Omit every picture and return the rest of the data unaltered.

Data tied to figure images
--- begin ---

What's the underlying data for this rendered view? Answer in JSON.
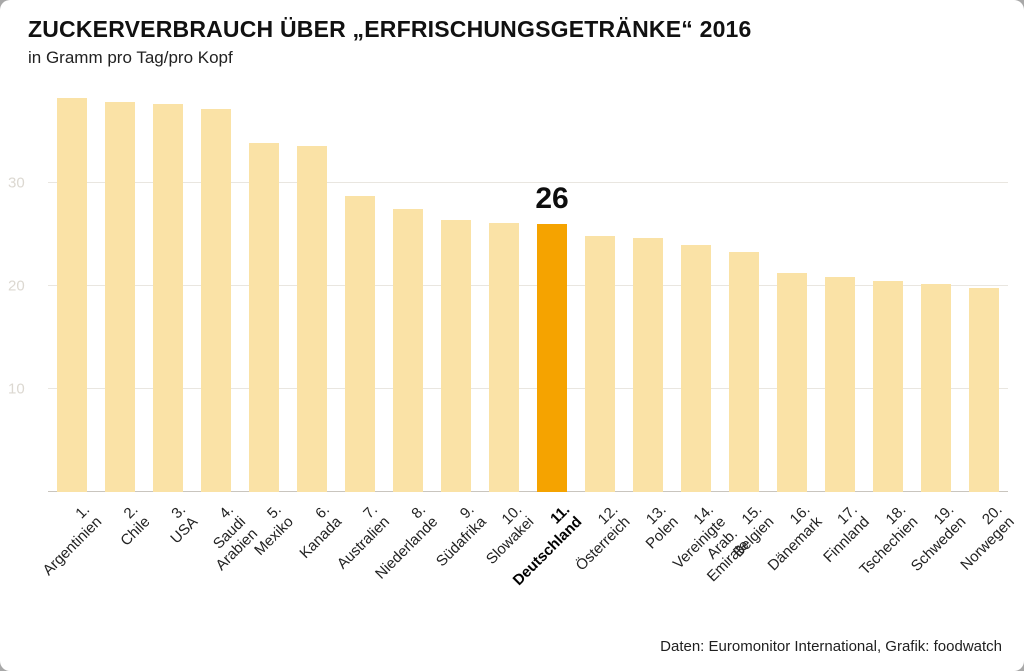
{
  "title": "ZUCKERVERBRAUCH ÜBER „ERFRISCHUNGSGETRÄNKE“ 2016",
  "subtitle": "in Gramm pro Tag/pro Kopf",
  "footer": "Daten: Euromonitor International, Grafik: foodwatch",
  "colors": {
    "bar": "#fae2a6",
    "highlight": "#f5a300",
    "grid": "#e9e6e0",
    "axis": "#c9c5be",
    "ytick_text": "#dcd8d1"
  },
  "chart_data": {
    "type": "bar",
    "title": "ZUCKERVERBRAUCH ÜBER „ERFRISCHUNGSGETRÄNKE“ 2016",
    "subtitle": "in Gramm pro Tag/pro Kopf",
    "xlabel": "",
    "ylabel": "in Gramm pro Tag/pro Kopf",
    "ylim": [
      0,
      38.8
    ],
    "yticks": [
      10,
      20,
      30
    ],
    "grid": true,
    "legend": false,
    "categories": [
      "1. Argentinien",
      "2. Chile",
      "3. USA",
      "4. Saudi Arabien",
      "5. Mexiko",
      "6. Kanada",
      "7. Australien",
      "8. Niederlande",
      "9. Südafrika",
      "10. Slowakei",
      "11. Deutschland",
      "12. Österreich",
      "13. Polen",
      "14. Vereinigte\nArab. Emirate",
      "15. Belgien",
      "16. Dänemark",
      "17. Finnland",
      "18. Tschechien",
      "19. Schweden",
      "20. Norwegen"
    ],
    "values": [
      38.2,
      37.8,
      37.6,
      37.2,
      33.9,
      33.6,
      28.7,
      27.5,
      26.4,
      26.1,
      26,
      24.8,
      24.6,
      24.0,
      23.3,
      21.2,
      20.9,
      20.5,
      20.2,
      19.8
    ],
    "highlight_index": 10,
    "annotation": {
      "index": 10,
      "text": "26"
    }
  }
}
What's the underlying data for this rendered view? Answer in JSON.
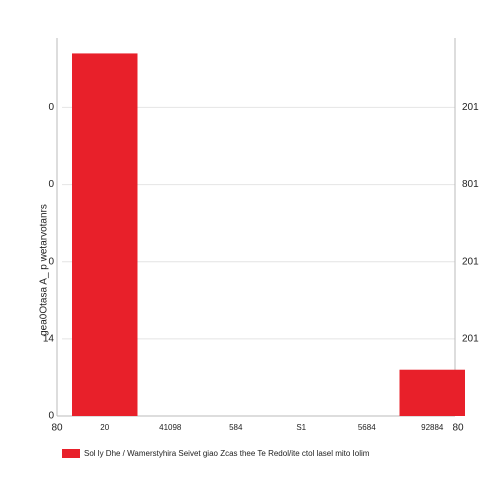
{
  "chart_data": {
    "type": "bar",
    "y_label": "gea0Otasa A_ p wetarvotanrs",
    "categories": [
      "20",
      "41098",
      "584",
      "S1",
      "5684",
      "92884"
    ],
    "x_end_labels": [
      "80",
      "80"
    ],
    "series": [
      {
        "name": "Sol ly Dhe / Wamerstyhira Seivet giao Zcas thee Te Redol/ite ctol lasel mito Iolim",
        "color": "#e8202a",
        "values": [
          4.7,
          0,
          0,
          0,
          0,
          0.6
        ]
      }
    ],
    "ylim": [
      0,
      4.9
    ],
    "yticks": [
      {
        "value": 0,
        "label": "0"
      },
      {
        "value": 1,
        "label": "14"
      },
      {
        "value": 2,
        "label": "0"
      },
      {
        "value": 3,
        "label": "0"
      },
      {
        "value": 4,
        "label": "0"
      }
    ],
    "y2lim": [
      0,
      4.9
    ],
    "y2ticks": [
      {
        "value": 1,
        "label": "201"
      },
      {
        "value": 2,
        "label": "201"
      },
      {
        "value": 3,
        "label": "801"
      },
      {
        "value": 4,
        "label": "201"
      }
    ],
    "grid": true
  }
}
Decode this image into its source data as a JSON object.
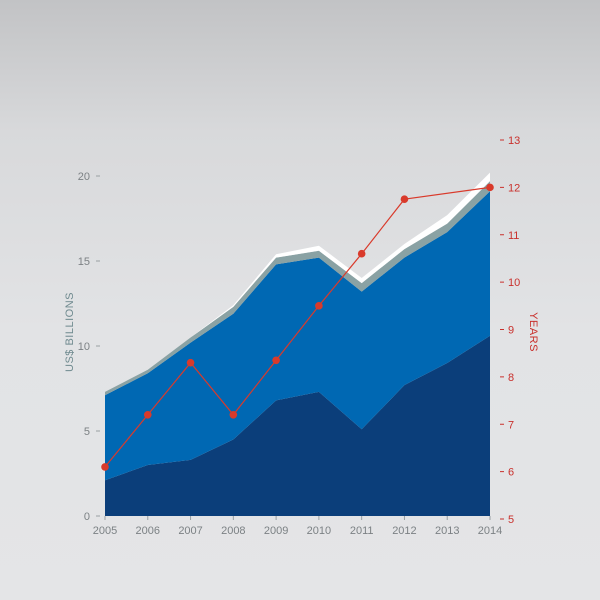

--- end ---

## [RESULT OF THE TASK]
What's the underlying data for this rendered view? Answer in JSON.
{
  "title": "ZUCKERVERBRAUCH ÜBER „ERFRISCHUNGSGETRÄNKE“ 2016",
  "subtitle": "in Gramm pro Tag/pro Kopf",
  "footer": "Daten: Euromonitor International, Grafik: foodwatch",
  "colors": {
    "bar": "#fae2a6",
    "highlight": "#f5a300",
    "grid": "#e9e6e0",
    "axis": "#c9c5be",
    "ytick_text": "#dcd8d1"
  },
  "chart_data": {
    "type": "bar",
    "title": "ZUCKERVERBRAUCH ÜBER „ERFRISCHUNGSGETRÄNKE“ 2016",
    "subtitle": "in Gramm pro Tag/pro Kopf",
    "xlabel": "",
    "ylabel": "in Gramm pro Tag/pro Kopf",
    "ylim": [
      0,
      38.8
    ],
    "yticks": [
      10,
      20,
      30
    ],
    "grid": true,
    "legend": false,
    "categories": [
      "1. Argentinien",
      "2. Chile",
      "3. USA",
      "4. Saudi Arabien",
      "5. Mexiko",
      "6. Kanada",
      "7. Australien",
      "8. Niederlande",
      "9. Südafrika",
      "10. Slowakei",
      "11. Deutschland",
      "12. Österreich",
      "13. Polen",
      "14. Vereinigte\nArab. Emirate",
      "15. Belgien",
      "16. Dänemark",
      "17. Finnland",
      "18. Tschechien",
      "19. Schweden",
      "20. Norwegen"
    ],
    "values": [
      38.2,
      37.8,
      37.6,
      37.2,
      33.9,
      33.6,
      28.7,
      27.5,
      26.4,
      26.1,
      26,
      24.8,
      24.6,
      24.0,
      23.3,
      21.2,
      20.9,
      20.5,
      20.2,
      19.8
    ],
    "highlight_index": 10,
    "annotation": {
      "index": 10,
      "text": "26"
    }
  }
}
What's the underlying data for this rendered view? Answer in JSON.
{
  "chart_data": {
    "type": "bar",
    "y_label": "gea0Otasa A_ p wetarvotanrs",
    "categories": [
      "20",
      "41098",
      "584",
      "S1",
      "5684",
      "92884"
    ],
    "x_end_labels": [
      "80",
      "80"
    ],
    "series": [
      {
        "name": "Sol ly Dhe / Wamerstyhira Seivet giao Zcas thee Te Redol/ite ctol lasel mito Iolim",
        "color": "#e8202a",
        "values": [
          4.7,
          0,
          0,
          0,
          0,
          0.6
        ]
      }
    ],
    "ylim": [
      0,
      4.9
    ],
    "yticks": [
      {
        "value": 0,
        "label": "0"
      },
      {
        "value": 1,
        "label": "14"
      },
      {
        "value": 2,
        "label": "0"
      },
      {
        "value": 3,
        "label": "0"
      },
      {
        "value": 4,
        "label": "0"
      }
    ],
    "y2lim": [
      0,
      4.9
    ],
    "y2ticks": [
      {
        "value": 1,
        "label": "201"
      },
      {
        "value": 2,
        "label": "201"
      },
      {
        "value": 3,
        "label": "801"
      },
      {
        "value": 4,
        "label": "201"
      }
    ],
    "grid": true
  }
}
Decode this image into its source data as a JSON object.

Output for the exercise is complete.